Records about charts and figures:
· · · · ·

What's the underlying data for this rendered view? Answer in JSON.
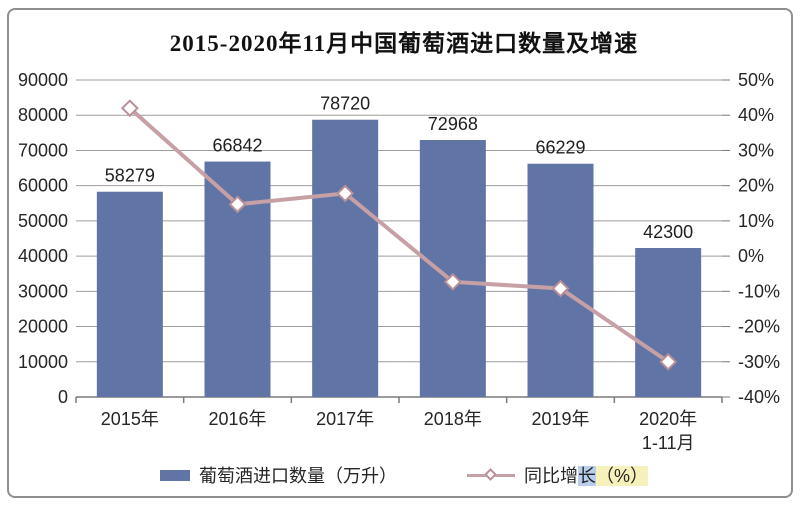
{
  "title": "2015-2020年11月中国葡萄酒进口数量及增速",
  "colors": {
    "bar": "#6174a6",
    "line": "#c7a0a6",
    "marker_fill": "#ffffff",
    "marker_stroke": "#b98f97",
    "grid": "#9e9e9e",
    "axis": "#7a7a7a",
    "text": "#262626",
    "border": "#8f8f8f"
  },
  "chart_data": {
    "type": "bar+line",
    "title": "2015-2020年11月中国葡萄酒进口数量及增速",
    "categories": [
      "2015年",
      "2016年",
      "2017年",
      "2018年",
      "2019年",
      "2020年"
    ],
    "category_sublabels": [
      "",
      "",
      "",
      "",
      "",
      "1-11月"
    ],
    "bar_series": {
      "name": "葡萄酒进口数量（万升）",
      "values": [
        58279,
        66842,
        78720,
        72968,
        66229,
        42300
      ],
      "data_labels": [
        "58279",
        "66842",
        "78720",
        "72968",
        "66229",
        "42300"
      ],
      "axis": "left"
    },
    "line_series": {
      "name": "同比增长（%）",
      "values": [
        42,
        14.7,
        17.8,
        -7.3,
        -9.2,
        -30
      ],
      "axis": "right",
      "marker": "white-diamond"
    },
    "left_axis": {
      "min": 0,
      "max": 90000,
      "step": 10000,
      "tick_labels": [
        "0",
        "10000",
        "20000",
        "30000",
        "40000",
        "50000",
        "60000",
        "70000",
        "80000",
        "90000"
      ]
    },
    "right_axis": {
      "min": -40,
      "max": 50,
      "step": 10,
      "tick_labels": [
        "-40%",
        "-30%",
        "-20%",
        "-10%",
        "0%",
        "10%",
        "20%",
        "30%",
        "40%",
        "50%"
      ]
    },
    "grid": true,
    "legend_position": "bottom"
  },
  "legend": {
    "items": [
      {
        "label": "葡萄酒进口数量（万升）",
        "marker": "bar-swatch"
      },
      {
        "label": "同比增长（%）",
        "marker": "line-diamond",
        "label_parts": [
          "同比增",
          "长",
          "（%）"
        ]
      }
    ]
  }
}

· · · · ·

Quote the records in full and exactly; skip any image.

■ **SOLUTION TO THIS EXERCISE**
What's the underlying data for this rendered view? Answer in JSON.
{
  "title": "2015-2020年11月中国葡萄酒进口数量及增速",
  "colors": {
    "bar": "#6174a6",
    "line": "#c7a0a6",
    "marker_fill": "#ffffff",
    "marker_stroke": "#b98f97",
    "grid": "#9e9e9e",
    "axis": "#7a7a7a",
    "text": "#262626",
    "border": "#8f8f8f"
  },
  "chart_data": {
    "type": "bar+line",
    "title": "2015-2020年11月中国葡萄酒进口数量及增速",
    "categories": [
      "2015年",
      "2016年",
      "2017年",
      "2018年",
      "2019年",
      "2020年"
    ],
    "category_sublabels": [
      "",
      "",
      "",
      "",
      "",
      "1-11月"
    ],
    "bar_series": {
      "name": "葡萄酒进口数量（万升）",
      "values": [
        58279,
        66842,
        78720,
        72968,
        66229,
        42300
      ],
      "data_labels": [
        "58279",
        "66842",
        "78720",
        "72968",
        "66229",
        "42300"
      ],
      "axis": "left"
    },
    "line_series": {
      "name": "同比增长（%）",
      "values": [
        42,
        14.7,
        17.8,
        -7.3,
        -9.2,
        -30
      ],
      "axis": "right",
      "marker": "white-diamond"
    },
    "left_axis": {
      "min": 0,
      "max": 90000,
      "step": 10000,
      "tick_labels": [
        "0",
        "10000",
        "20000",
        "30000",
        "40000",
        "50000",
        "60000",
        "70000",
        "80000",
        "90000"
      ]
    },
    "right_axis": {
      "min": -40,
      "max": 50,
      "step": 10,
      "tick_labels": [
        "-40%",
        "-30%",
        "-20%",
        "-10%",
        "0%",
        "10%",
        "20%",
        "30%",
        "40%",
        "50%"
      ]
    },
    "grid": true,
    "legend_position": "bottom"
  },
  "legend": {
    "items": [
      {
        "label": "葡萄酒进口数量（万升）",
        "marker": "bar-swatch"
      },
      {
        "label": "同比增长（%）",
        "marker": "line-diamond",
        "label_parts": [
          "同比增",
          "长",
          "（%）"
        ]
      }
    ]
  }
}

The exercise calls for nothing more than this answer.